▸ Text:
_ _ _ _ _ _ _
ProcedureVersion | Run 1 | Run 2 | Run 3 | Run 4 | Run 5 | Average Ms |
0 | 12,413 | 12,496 | 12,716 | 14,143 | 13,873 | 13,128 |
If we were to analyse each individual statement here, we would conclude that we could potentially add an index or two onto SalesOrderHeader to support the order by clauses and to remove bookmark lookups and save some resources there.
But, is there anything else that can be done? As stated before, this routine is simply doing far too much work.
In a procedural language such as C#, VB , C etc.., this kind of looping process is the simplest way for humans to relate multiple sets of data, and it is ingrained into our ''developmental' thoughts very early in our careers. There is nothing wrong, with this per-se but within SQL we have much bigger and better tools readily available to relate datasets and we have to recode our SQL into a state which will enable the optimizer to fully utilize ( and/or even consider) its full range of functionality. Dare I quote Yoda? “You must unlearn, what you have learned”. It’s a bit of a cliché but a statement that does apply very well here.
By using a procedural technique, not only is the order of the data operations hard coded but so has the data-access method that SQL Server will be using. Every operation in the code example is effectively a nested loop operation, which are only generally effective for small datasets, but not large ones. ‘Small’ and ‘large’ are relative terms and rather than a strict number of rows being defined as large or small, we are talking about the relationships between tables. If we are joining 100% of two tables together then a hash or merge join would be more appropriate. Not only that, but parallelism cannot be considered as a possible cost/time saving measure when such looping comes into play.
I would visualise this as running a haulage company and only carrying one package in your van at any one time. To run an efficient operation you need to fully load your van AND plan an efficient route around your drop-off/collection points. If you don’t valuable time and money will be wasted.
_ _ _ _ _ _ _
▸ Dataset extract:
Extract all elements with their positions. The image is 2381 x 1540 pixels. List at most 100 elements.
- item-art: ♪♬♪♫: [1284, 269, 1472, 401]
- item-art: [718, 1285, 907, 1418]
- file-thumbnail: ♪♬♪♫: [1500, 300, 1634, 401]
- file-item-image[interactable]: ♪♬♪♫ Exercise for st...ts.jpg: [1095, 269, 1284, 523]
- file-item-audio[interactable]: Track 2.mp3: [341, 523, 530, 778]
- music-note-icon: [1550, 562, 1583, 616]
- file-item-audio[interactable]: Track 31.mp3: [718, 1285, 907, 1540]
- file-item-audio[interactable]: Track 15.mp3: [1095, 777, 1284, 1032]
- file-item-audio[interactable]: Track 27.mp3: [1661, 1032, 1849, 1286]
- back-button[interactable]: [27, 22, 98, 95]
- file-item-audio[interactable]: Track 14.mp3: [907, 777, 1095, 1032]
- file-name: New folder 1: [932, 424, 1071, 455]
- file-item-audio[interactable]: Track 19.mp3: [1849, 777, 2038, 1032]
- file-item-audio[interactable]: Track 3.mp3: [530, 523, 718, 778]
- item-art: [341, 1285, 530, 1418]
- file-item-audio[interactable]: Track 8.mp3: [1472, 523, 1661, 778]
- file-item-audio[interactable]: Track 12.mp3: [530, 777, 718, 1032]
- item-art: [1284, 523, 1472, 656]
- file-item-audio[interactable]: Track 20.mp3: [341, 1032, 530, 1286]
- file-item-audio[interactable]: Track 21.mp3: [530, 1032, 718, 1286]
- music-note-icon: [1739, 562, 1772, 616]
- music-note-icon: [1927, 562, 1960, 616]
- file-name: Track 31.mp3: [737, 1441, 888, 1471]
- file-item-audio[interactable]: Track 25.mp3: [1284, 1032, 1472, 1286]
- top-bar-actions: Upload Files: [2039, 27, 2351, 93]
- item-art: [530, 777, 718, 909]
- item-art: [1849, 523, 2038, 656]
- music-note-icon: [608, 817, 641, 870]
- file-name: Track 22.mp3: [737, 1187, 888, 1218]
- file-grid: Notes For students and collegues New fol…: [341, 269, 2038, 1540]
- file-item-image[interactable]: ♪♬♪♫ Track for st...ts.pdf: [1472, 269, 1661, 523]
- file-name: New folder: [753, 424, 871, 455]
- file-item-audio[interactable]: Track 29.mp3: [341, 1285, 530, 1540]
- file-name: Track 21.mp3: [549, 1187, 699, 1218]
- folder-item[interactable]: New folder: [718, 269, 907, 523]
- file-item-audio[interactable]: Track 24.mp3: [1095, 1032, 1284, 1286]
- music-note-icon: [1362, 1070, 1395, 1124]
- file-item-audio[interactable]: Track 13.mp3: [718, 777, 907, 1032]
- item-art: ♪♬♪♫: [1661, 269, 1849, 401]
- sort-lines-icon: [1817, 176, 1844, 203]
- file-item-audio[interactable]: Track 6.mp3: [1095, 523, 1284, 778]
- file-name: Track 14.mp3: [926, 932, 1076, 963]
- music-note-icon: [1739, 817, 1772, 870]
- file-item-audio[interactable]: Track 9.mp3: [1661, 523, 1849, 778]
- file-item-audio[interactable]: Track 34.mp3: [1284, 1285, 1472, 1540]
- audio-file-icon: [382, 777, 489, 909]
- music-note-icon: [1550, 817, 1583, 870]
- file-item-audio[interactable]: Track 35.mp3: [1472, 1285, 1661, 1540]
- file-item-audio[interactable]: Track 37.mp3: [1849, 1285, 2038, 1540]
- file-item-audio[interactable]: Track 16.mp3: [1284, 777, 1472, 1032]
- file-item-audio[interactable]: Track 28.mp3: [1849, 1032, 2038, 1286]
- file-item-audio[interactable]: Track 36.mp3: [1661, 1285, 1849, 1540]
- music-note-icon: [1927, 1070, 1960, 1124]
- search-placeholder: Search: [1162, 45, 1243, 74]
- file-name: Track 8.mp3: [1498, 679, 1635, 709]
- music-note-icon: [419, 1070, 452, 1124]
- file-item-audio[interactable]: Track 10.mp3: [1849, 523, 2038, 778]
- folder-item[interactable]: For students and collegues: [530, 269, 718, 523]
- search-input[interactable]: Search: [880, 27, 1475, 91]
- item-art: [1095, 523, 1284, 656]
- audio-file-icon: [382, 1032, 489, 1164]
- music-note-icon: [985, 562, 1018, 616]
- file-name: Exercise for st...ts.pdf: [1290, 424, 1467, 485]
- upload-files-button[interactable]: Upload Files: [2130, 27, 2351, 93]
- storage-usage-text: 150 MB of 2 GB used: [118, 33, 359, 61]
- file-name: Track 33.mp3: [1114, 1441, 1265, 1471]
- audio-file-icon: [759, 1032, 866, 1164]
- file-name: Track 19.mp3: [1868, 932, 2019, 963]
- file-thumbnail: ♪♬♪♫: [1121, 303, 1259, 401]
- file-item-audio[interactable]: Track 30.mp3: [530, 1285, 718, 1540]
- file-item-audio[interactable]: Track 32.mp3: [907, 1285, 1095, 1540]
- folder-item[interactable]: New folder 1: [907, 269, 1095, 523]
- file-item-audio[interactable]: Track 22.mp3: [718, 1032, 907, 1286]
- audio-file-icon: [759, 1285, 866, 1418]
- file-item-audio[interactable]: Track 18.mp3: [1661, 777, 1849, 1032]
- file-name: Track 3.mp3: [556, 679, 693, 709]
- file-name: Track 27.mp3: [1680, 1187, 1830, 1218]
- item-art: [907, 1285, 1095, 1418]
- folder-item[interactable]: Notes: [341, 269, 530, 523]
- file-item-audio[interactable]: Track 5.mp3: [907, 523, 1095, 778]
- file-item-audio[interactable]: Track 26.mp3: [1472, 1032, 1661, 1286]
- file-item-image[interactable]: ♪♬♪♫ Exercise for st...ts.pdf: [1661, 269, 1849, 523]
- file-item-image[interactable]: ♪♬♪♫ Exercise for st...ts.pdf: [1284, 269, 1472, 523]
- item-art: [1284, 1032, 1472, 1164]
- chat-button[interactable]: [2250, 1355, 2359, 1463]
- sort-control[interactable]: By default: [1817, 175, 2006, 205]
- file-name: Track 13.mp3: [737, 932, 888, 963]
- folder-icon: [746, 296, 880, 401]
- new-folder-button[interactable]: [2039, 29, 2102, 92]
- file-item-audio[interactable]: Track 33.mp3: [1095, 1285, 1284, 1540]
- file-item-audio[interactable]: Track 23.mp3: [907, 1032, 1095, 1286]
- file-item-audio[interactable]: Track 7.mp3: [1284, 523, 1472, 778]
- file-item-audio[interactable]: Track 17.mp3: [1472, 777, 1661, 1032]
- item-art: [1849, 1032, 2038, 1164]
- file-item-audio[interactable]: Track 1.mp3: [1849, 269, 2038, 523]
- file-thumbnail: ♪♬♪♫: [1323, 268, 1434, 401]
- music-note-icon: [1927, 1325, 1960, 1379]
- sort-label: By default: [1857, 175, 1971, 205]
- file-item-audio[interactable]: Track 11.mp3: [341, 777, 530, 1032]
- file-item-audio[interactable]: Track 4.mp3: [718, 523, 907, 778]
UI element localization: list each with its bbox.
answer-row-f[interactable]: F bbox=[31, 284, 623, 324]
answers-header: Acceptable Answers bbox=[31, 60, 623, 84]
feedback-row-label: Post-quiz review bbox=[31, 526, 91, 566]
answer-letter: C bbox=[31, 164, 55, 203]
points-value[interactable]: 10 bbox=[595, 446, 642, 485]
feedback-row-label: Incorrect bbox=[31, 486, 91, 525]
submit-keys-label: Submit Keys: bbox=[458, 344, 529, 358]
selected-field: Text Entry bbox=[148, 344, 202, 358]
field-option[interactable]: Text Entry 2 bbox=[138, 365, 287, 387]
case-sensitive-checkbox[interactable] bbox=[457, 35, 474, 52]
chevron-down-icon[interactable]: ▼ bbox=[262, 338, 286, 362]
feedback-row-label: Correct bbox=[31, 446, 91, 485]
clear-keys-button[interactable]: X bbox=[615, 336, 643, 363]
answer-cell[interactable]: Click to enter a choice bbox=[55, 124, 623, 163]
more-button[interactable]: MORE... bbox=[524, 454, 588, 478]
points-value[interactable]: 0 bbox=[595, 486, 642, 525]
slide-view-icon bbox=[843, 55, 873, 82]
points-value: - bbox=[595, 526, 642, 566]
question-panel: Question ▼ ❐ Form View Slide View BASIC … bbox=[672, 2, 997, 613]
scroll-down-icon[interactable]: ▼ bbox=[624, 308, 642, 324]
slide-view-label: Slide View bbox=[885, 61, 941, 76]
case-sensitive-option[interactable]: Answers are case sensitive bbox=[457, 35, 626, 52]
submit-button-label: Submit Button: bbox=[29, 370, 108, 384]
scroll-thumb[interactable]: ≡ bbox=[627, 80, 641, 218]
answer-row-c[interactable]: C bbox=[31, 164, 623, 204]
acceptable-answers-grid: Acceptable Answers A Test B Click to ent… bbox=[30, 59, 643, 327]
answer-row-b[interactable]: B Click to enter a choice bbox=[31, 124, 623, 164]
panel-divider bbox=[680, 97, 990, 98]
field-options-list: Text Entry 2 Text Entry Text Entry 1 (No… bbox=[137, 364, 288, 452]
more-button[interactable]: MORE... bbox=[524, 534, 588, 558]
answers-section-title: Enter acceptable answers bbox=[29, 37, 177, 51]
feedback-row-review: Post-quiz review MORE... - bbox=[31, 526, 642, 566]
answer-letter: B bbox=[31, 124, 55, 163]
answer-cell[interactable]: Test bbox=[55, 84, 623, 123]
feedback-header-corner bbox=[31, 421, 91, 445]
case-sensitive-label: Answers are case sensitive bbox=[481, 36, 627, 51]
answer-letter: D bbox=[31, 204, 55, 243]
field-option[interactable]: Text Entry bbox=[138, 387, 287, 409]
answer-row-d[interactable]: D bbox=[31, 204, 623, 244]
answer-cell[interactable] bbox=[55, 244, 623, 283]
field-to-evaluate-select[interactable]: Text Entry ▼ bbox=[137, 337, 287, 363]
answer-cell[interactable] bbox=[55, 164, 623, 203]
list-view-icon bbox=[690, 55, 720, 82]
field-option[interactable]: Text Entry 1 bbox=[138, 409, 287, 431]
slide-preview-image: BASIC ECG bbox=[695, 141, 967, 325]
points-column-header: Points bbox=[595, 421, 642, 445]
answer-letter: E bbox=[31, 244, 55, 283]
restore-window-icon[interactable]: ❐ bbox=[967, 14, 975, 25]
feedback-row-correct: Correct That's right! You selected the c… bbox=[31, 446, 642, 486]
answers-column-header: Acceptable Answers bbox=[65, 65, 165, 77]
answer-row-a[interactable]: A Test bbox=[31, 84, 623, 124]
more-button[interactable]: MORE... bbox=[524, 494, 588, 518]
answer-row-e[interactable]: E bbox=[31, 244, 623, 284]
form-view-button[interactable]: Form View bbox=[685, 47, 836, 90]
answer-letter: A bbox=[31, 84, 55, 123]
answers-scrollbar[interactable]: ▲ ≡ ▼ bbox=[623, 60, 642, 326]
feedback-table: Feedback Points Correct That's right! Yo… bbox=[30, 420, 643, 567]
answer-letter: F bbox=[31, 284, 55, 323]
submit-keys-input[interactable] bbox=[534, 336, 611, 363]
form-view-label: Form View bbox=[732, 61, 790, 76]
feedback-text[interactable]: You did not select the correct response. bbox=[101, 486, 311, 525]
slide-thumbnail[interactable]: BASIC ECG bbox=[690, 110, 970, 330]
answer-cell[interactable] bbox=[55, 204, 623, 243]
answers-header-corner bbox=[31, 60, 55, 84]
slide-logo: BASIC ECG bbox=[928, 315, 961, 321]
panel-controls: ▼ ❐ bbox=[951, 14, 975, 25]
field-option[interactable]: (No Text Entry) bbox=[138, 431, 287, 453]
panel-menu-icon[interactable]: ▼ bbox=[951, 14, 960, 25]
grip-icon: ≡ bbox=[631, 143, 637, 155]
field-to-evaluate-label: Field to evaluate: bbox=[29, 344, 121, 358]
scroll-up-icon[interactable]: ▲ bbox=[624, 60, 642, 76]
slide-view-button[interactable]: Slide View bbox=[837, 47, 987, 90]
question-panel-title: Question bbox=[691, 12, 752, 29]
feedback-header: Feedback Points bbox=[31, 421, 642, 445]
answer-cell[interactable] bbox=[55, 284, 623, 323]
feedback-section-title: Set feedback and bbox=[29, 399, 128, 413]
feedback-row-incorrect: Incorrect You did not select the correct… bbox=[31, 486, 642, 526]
_ _ _ _ _ _ _
▸ Required task 1:
Answer these questions from the SQL text:
(a) What is the average in milliseconds shown for procedure version 0?
(b) Onto which table does the text say an index or two could potentially be added?
(c) What kind of join does the text call more appropriate when joining 100% of two tables together?
▸ Required task 2: Edit the listing from its first line up to and including the line with "1032, 530, 1286]", changing "music-note-icon" to "note-icon" and leaving everything else unchanged. Give only those lines.
The text and the listing have nothing to do with each other.

▸ Expected output 1:
(a) 13,128
(b) SalesOrderHeader
(c) A hash or merge join

▸ Expected output 2:
Extract all elements with their positions. The image is 2381 x 1540 pixels. List at most 100 elements.
- item-art: ♪♬♪♫: [1284, 269, 1472, 401]
- item-art: [718, 1285, 907, 1418]
- file-thumbnail: ♪♬♪♫: [1500, 300, 1634, 401]
- file-item-image[interactable]: ♪♬♪♫ Exercise for st...ts.jpg: [1095, 269, 1284, 523]
- file-item-audio[interactable]: Track 2.mp3: [341, 523, 530, 778]
- note-icon: [1550, 562, 1583, 616]
- file-item-audio[interactable]: Track 31.mp3: [718, 1285, 907, 1540]
- file-item-audio[interactable]: Track 15.mp3: [1095, 777, 1284, 1032]
- file-item-audio[interactable]: Track 27.mp3: [1661, 1032, 1849, 1286]
- back-button[interactable]: [27, 22, 98, 95]
- file-item-audio[interactable]: Track 14.mp3: [907, 777, 1095, 1032]
- file-name: New folder 1: [932, 424, 1071, 455]
- file-item-audio[interactable]: Track 19.mp3: [1849, 777, 2038, 1032]
- file-item-audio[interactable]: Track 3.mp3: [530, 523, 718, 778]
- item-art: [341, 1285, 530, 1418]
- file-item-audio[interactable]: Track 8.mp3: [1472, 523, 1661, 778]
- file-item-audio[interactable]: Track 12.mp3: [530, 777, 718, 1032]
- item-art: [1284, 523, 1472, 656]
- file-item-audio[interactable]: Track 20.mp3: [341, 1032, 530, 1286]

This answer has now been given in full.